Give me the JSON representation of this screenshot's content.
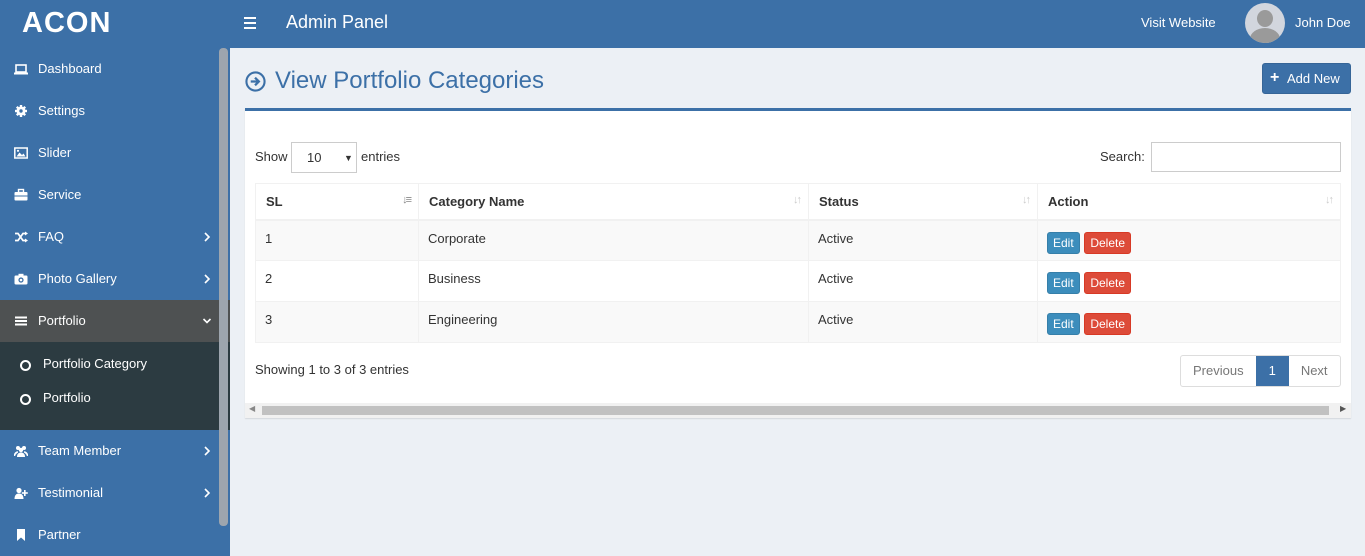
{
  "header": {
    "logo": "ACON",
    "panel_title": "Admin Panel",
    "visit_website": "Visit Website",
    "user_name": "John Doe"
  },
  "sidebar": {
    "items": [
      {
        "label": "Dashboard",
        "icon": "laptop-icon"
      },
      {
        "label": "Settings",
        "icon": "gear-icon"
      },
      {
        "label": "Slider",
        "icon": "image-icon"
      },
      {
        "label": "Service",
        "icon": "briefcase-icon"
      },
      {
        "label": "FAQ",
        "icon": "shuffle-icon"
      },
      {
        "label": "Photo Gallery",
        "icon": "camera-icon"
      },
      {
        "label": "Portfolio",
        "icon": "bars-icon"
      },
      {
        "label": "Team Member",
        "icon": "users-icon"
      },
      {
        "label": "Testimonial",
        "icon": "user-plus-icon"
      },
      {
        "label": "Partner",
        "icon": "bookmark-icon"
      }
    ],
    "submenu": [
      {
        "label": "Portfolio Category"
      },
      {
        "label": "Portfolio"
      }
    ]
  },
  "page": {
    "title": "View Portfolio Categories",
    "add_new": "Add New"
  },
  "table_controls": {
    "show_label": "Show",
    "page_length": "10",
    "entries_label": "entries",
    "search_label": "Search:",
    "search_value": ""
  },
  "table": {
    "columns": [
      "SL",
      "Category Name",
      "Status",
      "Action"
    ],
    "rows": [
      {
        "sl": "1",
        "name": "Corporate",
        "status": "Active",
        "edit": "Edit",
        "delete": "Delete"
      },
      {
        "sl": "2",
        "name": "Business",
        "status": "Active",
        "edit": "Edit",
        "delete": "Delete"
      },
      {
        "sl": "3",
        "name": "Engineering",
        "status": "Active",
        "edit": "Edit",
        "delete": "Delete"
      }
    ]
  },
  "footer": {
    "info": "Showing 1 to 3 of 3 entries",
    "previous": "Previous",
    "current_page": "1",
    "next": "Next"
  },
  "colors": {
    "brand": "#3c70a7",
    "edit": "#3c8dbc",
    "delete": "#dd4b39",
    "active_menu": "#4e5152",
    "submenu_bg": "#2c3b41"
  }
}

====

• **Stated task**
Look through the data above. Copy every line with the string "Category" in it.

• **Solution for this problem**
        "label": "Portfolio Category"
      "Category Name",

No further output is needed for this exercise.